EXERCISE TASK: Wherever the word "Βουένος" turns up in a line of the entries, copy that line.

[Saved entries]
##########

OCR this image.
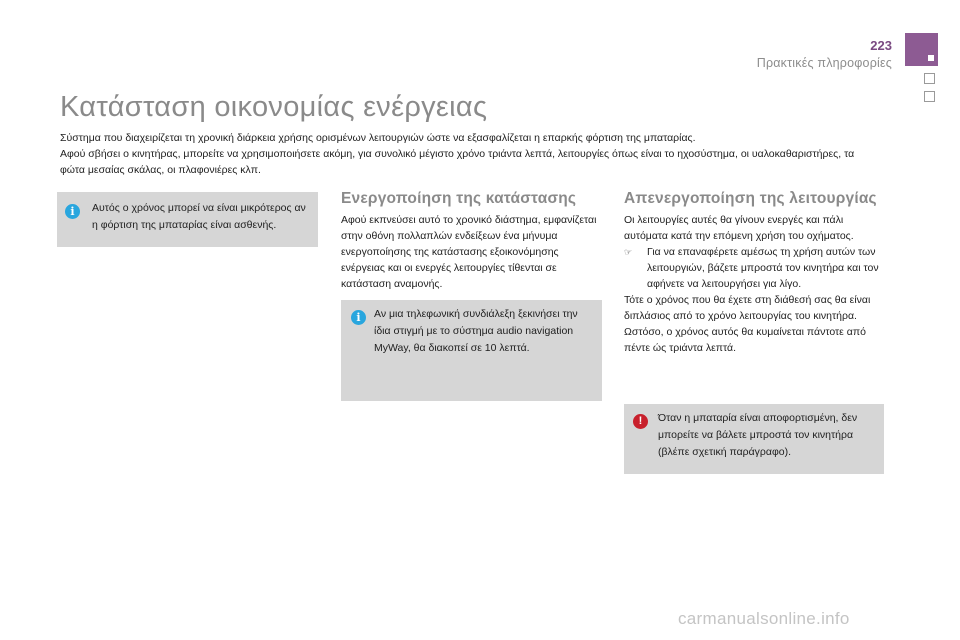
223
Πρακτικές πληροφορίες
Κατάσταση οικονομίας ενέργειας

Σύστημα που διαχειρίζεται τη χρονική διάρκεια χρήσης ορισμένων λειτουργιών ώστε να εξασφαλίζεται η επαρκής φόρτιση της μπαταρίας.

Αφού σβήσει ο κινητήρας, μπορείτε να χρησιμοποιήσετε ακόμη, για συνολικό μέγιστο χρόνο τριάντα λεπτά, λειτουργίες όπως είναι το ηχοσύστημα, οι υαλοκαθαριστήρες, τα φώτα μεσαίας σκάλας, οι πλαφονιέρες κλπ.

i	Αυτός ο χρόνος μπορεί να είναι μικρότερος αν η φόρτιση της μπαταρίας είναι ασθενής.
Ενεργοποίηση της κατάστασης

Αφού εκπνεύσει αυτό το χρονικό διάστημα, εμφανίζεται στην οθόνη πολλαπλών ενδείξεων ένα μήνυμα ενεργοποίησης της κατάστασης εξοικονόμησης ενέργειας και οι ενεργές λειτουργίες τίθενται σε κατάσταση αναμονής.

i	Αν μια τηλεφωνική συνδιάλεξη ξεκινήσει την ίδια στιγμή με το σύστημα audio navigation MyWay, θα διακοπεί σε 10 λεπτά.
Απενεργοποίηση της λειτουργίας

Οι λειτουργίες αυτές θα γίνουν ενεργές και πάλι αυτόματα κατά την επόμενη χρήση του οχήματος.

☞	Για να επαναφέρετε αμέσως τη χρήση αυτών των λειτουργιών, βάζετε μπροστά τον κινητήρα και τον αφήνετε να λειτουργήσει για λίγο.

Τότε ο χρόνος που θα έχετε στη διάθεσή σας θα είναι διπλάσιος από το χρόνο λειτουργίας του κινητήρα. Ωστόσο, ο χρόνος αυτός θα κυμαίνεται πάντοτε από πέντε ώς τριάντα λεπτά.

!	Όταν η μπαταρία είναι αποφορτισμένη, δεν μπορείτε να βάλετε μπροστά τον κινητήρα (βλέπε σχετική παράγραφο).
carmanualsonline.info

##########

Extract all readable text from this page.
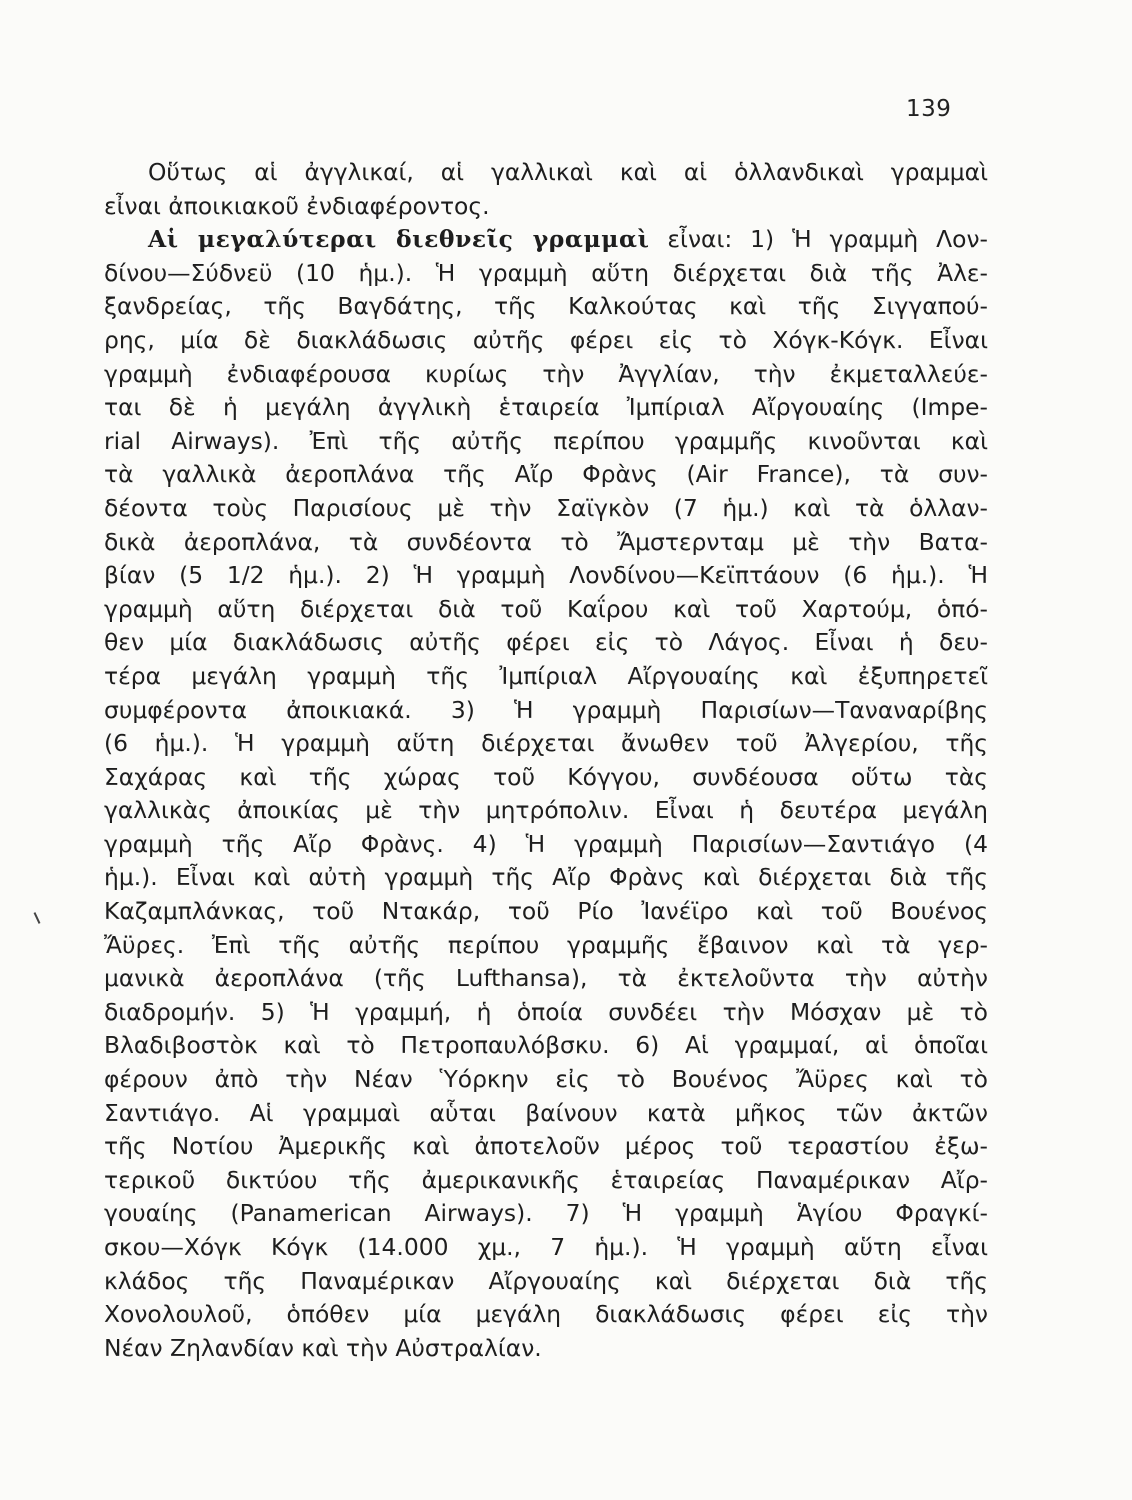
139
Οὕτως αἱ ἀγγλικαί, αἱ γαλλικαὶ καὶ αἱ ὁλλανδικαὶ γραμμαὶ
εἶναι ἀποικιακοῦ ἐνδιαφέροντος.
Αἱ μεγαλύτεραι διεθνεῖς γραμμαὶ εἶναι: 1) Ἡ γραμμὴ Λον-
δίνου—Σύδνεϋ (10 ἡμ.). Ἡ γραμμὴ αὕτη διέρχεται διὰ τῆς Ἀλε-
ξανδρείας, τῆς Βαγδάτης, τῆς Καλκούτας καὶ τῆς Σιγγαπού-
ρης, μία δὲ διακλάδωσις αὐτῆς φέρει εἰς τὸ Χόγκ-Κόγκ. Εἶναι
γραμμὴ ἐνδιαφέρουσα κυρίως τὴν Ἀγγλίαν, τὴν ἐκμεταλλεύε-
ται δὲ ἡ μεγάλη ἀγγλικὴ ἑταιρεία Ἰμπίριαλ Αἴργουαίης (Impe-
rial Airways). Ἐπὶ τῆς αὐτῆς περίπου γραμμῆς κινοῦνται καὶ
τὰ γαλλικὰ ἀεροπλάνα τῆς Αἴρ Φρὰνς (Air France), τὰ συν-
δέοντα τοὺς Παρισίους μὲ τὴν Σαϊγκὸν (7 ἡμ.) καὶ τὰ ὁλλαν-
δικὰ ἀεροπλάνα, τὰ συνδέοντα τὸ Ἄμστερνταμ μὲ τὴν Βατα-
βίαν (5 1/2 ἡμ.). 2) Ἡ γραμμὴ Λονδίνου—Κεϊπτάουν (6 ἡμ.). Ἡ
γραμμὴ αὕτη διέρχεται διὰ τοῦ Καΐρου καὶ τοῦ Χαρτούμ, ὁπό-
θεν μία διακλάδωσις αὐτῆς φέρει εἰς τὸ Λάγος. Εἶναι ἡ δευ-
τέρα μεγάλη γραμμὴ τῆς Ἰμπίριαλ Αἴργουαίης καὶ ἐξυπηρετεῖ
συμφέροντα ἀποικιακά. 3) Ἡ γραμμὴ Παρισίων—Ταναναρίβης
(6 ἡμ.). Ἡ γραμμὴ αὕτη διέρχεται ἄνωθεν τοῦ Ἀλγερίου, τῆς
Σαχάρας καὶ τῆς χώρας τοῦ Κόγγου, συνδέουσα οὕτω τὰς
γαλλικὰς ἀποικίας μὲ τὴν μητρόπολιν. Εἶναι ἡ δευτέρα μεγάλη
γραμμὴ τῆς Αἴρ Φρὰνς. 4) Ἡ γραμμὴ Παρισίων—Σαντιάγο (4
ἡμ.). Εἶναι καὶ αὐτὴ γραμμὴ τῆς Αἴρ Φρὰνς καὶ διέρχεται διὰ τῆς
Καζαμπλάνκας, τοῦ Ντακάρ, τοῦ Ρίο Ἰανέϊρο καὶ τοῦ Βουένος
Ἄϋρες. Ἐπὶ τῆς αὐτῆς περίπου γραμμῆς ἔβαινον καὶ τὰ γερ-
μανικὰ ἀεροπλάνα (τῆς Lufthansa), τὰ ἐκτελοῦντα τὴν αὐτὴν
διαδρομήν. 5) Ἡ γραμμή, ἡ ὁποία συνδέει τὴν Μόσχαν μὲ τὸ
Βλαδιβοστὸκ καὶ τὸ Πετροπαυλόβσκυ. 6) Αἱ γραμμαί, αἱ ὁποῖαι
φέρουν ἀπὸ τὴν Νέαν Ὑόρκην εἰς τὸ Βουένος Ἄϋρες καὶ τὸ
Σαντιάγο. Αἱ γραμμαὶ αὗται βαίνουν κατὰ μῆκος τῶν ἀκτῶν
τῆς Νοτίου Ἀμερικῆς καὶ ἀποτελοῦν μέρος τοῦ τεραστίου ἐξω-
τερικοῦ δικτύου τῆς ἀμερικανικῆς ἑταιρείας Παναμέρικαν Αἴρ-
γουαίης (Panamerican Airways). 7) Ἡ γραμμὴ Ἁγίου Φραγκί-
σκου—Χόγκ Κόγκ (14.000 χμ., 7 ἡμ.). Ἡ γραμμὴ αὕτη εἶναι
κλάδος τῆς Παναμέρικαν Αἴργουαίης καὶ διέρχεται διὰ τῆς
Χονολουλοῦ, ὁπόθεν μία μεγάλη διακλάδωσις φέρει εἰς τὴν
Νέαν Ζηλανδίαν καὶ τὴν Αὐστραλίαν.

##########

PROBLEM SOLUTION:
Καζαμπλάνκας, τοῦ Ντακάρ, τοῦ Ρίο Ἰανέϊρο καὶ τοῦ Βουένος
φέρουν ἀπὸ τὴν Νέαν Ὑόρκην εἰς τὸ Βουένος Ἄϋρες καὶ τὸ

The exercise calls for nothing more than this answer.